EXERCISE PROMPT: Gather every line of the entries that includes the word "roolil".

== EXCERPTED DATA ==

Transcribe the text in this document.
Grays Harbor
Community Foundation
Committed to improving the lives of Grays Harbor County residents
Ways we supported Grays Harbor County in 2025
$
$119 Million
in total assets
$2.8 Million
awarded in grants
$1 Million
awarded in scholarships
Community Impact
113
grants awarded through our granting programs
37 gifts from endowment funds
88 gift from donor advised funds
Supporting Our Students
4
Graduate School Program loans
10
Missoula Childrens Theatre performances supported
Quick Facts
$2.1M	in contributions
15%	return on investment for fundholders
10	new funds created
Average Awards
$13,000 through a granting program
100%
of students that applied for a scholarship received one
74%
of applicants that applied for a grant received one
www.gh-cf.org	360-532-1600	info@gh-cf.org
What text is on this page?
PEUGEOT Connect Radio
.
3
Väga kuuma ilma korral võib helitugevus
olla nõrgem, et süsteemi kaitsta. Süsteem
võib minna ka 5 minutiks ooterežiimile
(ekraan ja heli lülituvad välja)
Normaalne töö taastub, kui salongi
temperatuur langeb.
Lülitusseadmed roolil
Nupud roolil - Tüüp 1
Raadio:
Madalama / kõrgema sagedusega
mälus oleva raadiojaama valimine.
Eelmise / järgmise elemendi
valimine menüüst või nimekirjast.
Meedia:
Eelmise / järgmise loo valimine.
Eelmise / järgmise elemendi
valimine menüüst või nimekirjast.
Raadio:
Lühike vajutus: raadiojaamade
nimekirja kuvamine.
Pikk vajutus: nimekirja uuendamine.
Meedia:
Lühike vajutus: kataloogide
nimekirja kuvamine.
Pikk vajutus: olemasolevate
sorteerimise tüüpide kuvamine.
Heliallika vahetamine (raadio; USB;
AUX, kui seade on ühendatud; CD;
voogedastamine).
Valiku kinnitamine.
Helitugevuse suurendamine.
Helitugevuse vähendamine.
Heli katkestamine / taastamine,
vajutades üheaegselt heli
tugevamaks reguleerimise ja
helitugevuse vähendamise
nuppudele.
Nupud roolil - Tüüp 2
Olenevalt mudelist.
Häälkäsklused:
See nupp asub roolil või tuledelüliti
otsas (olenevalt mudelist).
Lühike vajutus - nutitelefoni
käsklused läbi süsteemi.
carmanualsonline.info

===

WRITTEN SOLUTION:
Lülitusseadmed roolil
Nupud roolil - Tüüp 1
Nupud roolil - Tüüp 2
See nupp asub roolil või tuledelüliti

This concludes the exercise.